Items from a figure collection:
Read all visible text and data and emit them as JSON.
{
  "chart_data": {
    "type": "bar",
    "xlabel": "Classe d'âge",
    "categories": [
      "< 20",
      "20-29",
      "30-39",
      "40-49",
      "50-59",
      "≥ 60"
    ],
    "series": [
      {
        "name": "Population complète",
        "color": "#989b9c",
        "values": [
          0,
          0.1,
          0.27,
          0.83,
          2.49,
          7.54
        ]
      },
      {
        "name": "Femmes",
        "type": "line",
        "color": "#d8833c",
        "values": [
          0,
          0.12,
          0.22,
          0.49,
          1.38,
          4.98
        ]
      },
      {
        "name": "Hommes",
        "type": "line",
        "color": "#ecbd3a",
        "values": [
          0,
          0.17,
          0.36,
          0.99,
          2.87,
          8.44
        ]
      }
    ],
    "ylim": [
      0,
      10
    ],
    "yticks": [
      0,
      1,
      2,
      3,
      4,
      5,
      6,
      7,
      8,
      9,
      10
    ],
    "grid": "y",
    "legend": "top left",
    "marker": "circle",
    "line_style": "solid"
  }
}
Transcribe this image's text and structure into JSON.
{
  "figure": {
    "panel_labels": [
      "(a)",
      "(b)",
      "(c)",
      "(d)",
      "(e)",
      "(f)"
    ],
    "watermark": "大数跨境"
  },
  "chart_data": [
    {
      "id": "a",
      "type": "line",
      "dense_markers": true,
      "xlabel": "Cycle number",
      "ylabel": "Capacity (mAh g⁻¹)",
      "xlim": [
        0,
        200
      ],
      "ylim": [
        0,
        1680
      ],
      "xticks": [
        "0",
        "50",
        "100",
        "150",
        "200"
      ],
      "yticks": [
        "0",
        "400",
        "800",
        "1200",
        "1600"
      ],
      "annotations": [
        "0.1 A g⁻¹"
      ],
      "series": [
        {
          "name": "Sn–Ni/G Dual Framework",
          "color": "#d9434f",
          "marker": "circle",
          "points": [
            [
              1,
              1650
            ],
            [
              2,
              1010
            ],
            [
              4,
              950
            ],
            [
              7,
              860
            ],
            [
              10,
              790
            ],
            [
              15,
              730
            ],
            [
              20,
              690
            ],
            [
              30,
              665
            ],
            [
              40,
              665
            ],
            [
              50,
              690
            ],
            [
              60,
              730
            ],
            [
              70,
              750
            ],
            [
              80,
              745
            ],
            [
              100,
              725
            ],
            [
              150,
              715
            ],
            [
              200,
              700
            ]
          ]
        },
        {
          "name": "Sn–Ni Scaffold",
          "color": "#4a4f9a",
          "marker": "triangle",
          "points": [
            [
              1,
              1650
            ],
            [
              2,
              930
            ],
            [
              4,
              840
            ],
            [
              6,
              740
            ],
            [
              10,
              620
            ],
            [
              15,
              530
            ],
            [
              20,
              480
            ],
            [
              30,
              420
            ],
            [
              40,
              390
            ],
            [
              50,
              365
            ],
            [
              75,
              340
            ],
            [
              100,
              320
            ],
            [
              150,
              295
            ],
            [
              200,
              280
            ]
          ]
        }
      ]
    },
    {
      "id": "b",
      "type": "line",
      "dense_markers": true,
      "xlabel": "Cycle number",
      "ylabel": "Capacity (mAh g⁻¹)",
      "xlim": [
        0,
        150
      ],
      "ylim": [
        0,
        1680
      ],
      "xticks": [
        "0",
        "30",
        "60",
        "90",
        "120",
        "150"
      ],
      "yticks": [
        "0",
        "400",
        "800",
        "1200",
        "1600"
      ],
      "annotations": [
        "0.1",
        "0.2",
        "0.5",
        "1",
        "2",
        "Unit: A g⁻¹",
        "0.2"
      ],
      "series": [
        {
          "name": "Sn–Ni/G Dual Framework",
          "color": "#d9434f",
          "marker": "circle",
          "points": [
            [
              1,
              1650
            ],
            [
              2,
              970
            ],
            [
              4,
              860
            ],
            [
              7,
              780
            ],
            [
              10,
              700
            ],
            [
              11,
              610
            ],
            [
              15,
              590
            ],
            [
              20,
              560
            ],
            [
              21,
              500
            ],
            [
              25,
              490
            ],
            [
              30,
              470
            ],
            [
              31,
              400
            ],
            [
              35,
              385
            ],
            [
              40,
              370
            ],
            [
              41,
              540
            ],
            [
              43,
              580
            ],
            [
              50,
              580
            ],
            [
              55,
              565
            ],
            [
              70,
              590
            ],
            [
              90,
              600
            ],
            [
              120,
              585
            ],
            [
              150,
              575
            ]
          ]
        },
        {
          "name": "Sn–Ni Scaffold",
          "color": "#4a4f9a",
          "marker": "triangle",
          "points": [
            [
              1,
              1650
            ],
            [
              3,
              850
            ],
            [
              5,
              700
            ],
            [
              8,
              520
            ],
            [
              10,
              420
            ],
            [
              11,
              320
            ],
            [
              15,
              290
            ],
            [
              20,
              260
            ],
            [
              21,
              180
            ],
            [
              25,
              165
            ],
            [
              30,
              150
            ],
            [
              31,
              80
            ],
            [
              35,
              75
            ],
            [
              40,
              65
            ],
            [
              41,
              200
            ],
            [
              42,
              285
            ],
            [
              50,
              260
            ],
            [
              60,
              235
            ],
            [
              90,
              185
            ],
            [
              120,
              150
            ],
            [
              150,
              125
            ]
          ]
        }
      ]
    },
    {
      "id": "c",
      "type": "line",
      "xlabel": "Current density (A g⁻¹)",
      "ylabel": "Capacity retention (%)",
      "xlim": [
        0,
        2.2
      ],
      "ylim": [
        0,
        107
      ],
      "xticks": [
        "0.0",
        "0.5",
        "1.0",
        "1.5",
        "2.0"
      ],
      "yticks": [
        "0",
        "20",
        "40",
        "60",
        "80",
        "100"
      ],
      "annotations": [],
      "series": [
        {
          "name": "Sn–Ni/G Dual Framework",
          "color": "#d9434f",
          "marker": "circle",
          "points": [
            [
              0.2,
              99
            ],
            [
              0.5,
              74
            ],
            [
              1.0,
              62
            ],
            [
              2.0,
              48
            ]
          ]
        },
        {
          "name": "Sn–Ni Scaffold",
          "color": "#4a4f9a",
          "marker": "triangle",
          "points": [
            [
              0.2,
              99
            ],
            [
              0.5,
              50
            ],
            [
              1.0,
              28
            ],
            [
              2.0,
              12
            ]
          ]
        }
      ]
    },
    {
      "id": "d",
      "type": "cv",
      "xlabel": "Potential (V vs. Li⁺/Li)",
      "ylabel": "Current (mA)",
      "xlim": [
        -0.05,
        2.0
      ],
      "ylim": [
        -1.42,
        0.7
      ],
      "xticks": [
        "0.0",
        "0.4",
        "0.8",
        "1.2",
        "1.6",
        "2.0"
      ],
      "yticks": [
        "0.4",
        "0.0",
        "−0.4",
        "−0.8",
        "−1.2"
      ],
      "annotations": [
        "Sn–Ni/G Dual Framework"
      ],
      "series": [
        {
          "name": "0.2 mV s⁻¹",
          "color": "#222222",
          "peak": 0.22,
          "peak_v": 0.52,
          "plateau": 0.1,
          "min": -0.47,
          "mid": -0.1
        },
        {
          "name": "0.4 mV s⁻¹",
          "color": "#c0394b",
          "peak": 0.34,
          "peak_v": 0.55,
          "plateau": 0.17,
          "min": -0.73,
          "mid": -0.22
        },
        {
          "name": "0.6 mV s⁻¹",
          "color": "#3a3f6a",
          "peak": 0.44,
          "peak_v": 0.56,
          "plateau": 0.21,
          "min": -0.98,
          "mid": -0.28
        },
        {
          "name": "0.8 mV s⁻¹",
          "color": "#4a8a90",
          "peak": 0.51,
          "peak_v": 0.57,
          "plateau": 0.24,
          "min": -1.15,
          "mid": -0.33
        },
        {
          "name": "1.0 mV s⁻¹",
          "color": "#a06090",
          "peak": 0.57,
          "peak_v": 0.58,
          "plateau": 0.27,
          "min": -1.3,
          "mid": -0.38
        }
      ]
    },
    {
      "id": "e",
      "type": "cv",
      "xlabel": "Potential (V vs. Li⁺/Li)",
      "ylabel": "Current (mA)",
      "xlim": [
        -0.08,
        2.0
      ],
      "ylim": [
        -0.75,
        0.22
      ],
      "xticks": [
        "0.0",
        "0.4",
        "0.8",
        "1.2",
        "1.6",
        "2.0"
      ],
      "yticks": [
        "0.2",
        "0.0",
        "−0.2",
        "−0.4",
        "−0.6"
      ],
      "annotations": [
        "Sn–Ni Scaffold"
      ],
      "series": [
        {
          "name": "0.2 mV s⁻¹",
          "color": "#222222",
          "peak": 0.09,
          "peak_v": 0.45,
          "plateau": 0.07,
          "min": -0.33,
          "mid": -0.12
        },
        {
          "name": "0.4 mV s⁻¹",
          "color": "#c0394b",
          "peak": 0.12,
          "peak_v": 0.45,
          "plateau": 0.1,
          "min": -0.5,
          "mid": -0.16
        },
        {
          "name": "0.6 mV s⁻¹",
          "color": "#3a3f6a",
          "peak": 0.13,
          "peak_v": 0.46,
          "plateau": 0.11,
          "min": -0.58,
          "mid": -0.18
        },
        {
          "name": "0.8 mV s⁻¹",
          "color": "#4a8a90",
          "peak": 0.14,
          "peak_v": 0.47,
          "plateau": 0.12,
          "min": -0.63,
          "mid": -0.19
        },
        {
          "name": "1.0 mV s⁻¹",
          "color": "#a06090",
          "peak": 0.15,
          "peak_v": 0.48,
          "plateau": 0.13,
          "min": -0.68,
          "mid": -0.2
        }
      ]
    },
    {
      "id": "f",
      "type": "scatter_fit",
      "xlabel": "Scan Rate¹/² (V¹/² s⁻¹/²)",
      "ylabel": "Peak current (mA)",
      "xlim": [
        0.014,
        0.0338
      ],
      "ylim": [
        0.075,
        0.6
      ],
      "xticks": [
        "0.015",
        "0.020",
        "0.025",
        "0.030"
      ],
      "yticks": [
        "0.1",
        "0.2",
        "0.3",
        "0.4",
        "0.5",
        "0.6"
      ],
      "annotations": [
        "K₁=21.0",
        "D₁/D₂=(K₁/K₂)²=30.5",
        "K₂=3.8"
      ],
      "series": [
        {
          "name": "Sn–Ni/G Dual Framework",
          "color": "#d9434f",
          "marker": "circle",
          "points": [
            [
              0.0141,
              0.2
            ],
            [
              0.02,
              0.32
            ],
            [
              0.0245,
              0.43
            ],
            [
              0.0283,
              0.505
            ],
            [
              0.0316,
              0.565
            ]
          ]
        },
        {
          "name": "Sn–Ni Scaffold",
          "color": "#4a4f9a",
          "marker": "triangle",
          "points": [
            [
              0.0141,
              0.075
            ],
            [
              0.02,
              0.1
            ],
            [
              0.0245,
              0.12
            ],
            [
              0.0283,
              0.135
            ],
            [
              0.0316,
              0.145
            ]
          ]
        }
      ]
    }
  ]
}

What is asked: Pick out each line containing "text" and report it.

Task output:
Read all visible text and data and emit them as JSON.
Transcribe this image's text and structure into JSON.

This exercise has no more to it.